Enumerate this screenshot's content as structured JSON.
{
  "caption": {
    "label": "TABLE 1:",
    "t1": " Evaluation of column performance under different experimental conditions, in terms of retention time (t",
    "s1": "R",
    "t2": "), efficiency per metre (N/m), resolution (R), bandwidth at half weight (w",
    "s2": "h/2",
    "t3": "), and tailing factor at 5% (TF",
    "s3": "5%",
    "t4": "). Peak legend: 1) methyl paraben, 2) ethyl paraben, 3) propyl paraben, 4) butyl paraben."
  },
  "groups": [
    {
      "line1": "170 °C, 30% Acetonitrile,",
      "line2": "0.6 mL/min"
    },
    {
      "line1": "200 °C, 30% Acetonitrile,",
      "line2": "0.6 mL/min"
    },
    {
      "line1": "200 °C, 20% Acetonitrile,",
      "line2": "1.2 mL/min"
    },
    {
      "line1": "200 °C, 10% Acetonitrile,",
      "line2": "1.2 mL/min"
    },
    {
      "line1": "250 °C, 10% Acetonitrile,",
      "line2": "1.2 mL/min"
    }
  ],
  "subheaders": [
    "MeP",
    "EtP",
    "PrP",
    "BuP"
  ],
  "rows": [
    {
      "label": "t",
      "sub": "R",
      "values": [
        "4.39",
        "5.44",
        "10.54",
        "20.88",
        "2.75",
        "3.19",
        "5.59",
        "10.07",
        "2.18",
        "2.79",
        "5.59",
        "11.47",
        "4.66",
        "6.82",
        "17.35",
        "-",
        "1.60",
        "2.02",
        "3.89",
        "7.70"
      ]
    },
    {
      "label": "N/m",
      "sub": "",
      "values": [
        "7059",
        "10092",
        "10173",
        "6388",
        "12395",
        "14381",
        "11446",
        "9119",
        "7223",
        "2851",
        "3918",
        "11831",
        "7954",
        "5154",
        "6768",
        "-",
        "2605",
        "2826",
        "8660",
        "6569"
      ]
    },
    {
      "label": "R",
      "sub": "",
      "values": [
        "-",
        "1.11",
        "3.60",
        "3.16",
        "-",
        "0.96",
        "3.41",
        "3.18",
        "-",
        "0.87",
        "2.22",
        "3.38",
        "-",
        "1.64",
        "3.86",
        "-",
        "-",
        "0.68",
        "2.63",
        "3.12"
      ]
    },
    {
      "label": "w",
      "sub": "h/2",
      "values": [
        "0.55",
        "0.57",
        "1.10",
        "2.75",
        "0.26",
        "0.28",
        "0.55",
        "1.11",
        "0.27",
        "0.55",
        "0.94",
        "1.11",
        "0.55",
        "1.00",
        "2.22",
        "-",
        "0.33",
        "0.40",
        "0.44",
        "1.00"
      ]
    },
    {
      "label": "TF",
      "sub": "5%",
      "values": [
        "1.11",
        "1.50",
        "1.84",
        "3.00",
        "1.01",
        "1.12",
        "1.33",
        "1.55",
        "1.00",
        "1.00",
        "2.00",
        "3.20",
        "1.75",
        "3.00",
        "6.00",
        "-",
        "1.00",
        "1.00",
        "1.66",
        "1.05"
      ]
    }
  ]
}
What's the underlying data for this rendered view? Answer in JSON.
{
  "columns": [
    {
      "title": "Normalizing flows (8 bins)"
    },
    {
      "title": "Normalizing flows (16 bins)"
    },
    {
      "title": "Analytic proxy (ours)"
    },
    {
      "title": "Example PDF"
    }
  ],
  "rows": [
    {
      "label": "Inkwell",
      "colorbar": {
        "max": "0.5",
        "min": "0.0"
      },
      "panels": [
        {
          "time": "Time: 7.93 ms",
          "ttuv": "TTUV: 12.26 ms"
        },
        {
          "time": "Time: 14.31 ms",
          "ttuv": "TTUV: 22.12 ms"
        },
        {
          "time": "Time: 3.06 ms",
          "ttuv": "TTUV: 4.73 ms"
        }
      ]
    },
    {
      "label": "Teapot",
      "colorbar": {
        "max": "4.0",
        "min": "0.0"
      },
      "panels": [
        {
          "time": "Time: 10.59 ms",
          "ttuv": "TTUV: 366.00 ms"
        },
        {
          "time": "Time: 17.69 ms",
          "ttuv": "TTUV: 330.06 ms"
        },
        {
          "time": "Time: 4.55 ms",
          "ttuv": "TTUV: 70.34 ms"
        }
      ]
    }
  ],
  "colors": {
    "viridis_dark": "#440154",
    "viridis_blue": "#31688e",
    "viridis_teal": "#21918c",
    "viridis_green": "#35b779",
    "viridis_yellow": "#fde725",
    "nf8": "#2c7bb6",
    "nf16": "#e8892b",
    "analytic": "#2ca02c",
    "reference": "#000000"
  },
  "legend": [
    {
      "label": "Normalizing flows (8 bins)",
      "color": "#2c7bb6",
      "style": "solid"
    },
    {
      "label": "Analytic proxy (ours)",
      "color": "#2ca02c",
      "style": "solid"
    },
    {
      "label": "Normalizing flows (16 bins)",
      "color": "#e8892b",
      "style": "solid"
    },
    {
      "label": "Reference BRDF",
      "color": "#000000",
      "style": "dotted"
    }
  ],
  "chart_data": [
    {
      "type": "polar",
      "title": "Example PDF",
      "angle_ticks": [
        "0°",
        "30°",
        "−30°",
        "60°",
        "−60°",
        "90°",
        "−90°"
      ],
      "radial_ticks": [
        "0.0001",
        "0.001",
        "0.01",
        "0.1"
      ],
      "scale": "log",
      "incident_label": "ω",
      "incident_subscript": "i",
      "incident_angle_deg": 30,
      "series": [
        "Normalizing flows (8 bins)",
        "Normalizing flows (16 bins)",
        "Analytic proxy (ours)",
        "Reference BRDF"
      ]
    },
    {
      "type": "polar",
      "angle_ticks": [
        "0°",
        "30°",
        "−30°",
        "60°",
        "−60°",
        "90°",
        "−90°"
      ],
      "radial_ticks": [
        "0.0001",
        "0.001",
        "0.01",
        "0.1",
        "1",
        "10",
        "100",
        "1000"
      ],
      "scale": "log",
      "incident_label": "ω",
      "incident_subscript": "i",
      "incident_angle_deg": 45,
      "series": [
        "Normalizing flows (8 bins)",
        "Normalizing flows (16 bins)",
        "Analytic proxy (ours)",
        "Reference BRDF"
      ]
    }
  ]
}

= = =

--- What the task requires ---
From the records above, extract every entry exactly as given.

--- Right answer ---
Enumerate this screenshot's content as structured JSON.
{
  "caption": {
    "label": "TABLE 1:",
    "t1": " Evaluation of column performance under different experimental conditions, in terms of retention time (t",
    "s1": "R",
    "t2": "), efficiency per metre (N/m), resolution (R), bandwidth at half weight (w",
    "s2": "h/2",
    "t3": "), and tailing factor at 5% (TF",
    "s3": "5%",
    "t4": "). Peak legend: 1) methyl paraben, 2) ethyl paraben, 3) propyl paraben, 4) butyl paraben."
  },
  "groups": [
    {
      "line1": "170 °C, 30% Acetonitrile,",
      "line2": "0.6 mL/min"
    },
    {
      "line1": "200 °C, 30% Acetonitrile,",
      "line2": "0.6 mL/min"
    },
    {
      "line1": "200 °C, 20% Acetonitrile,",
      "line2": "1.2 mL/min"
    },
    {
      "line1": "200 °C, 10% Acetonitrile,",
      "line2": "1.2 mL/min"
    },
    {
      "line1": "250 °C, 10% Acetonitrile,",
      "line2": "1.2 mL/min"
    }
  ],
  "subheaders": [
    "MeP",
    "EtP",
    "PrP",
    "BuP"
  ],
  "rows": [
    {
      "label": "t",
      "sub": "R",
      "values": [
        "4.39",
        "5.44",
        "10.54",
        "20.88",
        "2.75",
        "3.19",
        "5.59",
        "10.07",
        "2.18",
        "2.79",
        "5.59",
        "11.47",
        "4.66",
        "6.82",
        "17.35",
        "-",
        "1.60",
        "2.02",
        "3.89",
        "7.70"
      ]
    },
    {
      "label": "N/m",
      "sub": "",
      "values": [
        "7059",
        "10092",
        "10173",
        "6388",
        "12395",
        "14381",
        "11446",
        "9119",
        "7223",
        "2851",
        "3918",
        "11831",
        "7954",
        "5154",
        "6768",
        "-",
        "2605",
        "2826",
        "8660",
        "6569"
      ]
    },
    {
      "label": "R",
      "sub": "",
      "values": [
        "-",
        "1.11",
        "3.60",
        "3.16",
        "-",
        "0.96",
        "3.41",
        "3.18",
        "-",
        "0.87",
        "2.22",
        "3.38",
        "-",
        "1.64",
        "3.86",
        "-",
        "-",
        "0.68",
        "2.63",
        "3.12"
      ]
    },
    {
      "label": "w",
      "sub": "h/2",
      "values": [
        "0.55",
        "0.57",
        "1.10",
        "2.75",
        "0.26",
        "0.28",
        "0.55",
        "1.11",
        "0.27",
        "0.55",
        "0.94",
        "1.11",
        "0.55",
        "1.00",
        "2.22",
        "-",
        "0.33",
        "0.40",
        "0.44",
        "1.00"
      ]
    },
    {
      "label": "TF",
      "sub": "5%",
      "values": [
        "1.11",
        "1.50",
        "1.84",
        "3.00",
        "1.01",
        "1.12",
        "1.33",
        "1.55",
        "1.00",
        "1.00",
        "2.00",
        "3.20",
        "1.75",
        "3.00",
        "6.00",
        "-",
        "1.00",
        "1.00",
        "1.66",
        "1.05"
      ]
    }
  ]
}
What's the underlying data for this rendered view? Answer in JSON.
{
  "columns": [
    {
      "title": "Normalizing flows (8 bins)"
    },
    {
      "title": "Normalizing flows (16 bins)"
    },
    {
      "title": "Analytic proxy (ours)"
    },
    {
      "title": "Example PDF"
    }
  ],
  "rows": [
    {
      "label": "Inkwell",
      "colorbar": {
        "max": "0.5",
        "min": "0.0"
      },
      "panels": [
        {
          "time": "Time: 7.93 ms",
          "ttuv": "TTUV: 12.26 ms"
        },
        {
          "time": "Time: 14.31 ms",
          "ttuv": "TTUV: 22.12 ms"
        },
        {
          "time": "Time: 3.06 ms",
          "ttuv": "TTUV: 4.73 ms"
        }
      ]
    },
    {
      "label": "Teapot",
      "colorbar": {
        "max": "4.0",
        "min": "0.0"
      },
      "panels": [
        {
          "time": "Time: 10.59 ms",
          "ttuv": "TTUV: 366.00 ms"
        },
        {
          "time": "Time: 17.69 ms",
          "ttuv": "TTUV: 330.06 ms"
        },
        {
          "time": "Time: 4.55 ms",
          "ttuv": "TTUV: 70.34 ms"
        }
      ]
    }
  ],
  "colors": {
    "viridis_dark": "#440154",
    "viridis_blue": "#31688e",
    "viridis_teal": "#21918c",
    "viridis_green": "#35b779",
    "viridis_yellow": "#fde725",
    "nf8": "#2c7bb6",
    "nf16": "#e8892b",
    "analytic": "#2ca02c",
    "reference": "#000000"
  },
  "legend": [
    {
      "label": "Normalizing flows (8 bins)",
      "color": "#2c7bb6",
      "style": "solid"
    },
    {
      "label": "Analytic proxy (ours)",
      "color": "#2ca02c",
      "style": "solid"
    },
    {
      "label": "Normalizing flows (16 bins)",
      "color": "#e8892b",
      "style": "solid"
    },
    {
      "label": "Reference BRDF",
      "color": "#000000",
      "style": "dotted"
    }
  ],
  "chart_data": [
    {
      "type": "polar",
      "title": "Example PDF",
      "angle_ticks": [
        "0°",
        "30°",
        "−30°",
        "60°",
        "−60°",
        "90°",
        "−90°"
      ],
      "radial_ticks": [
        "0.0001",
        "0.001",
        "0.01",
        "0.1"
      ],
      "scale": "log",
      "incident_label": "ω",
      "incident_subscript": "i",
      "incident_angle_deg": 30,
      "series": [
        "Normalizing flows (8 bins)",
        "Normalizing flows (16 bins)",
        "Analytic proxy (ours)",
        "Reference BRDF"
      ]
    },
    {
      "type": "polar",
      "angle_ticks": [
        "0°",
        "30°",
        "−30°",
        "60°",
        "−60°",
        "90°",
        "−90°"
      ],
      "radial_ticks": [
        "0.0001",
        "0.001",
        "0.01",
        "0.1",
        "1",
        "10",
        "100",
        "1000"
      ],
      "scale": "log",
      "incident_label": "ω",
      "incident_subscript": "i",
      "incident_angle_deg": 45,
      "series": [
        "Normalizing flows (8 bins)",
        "Normalizing flows (16 bins)",
        "Analytic proxy (ours)",
        "Reference BRDF"
      ]
    }
  ]
}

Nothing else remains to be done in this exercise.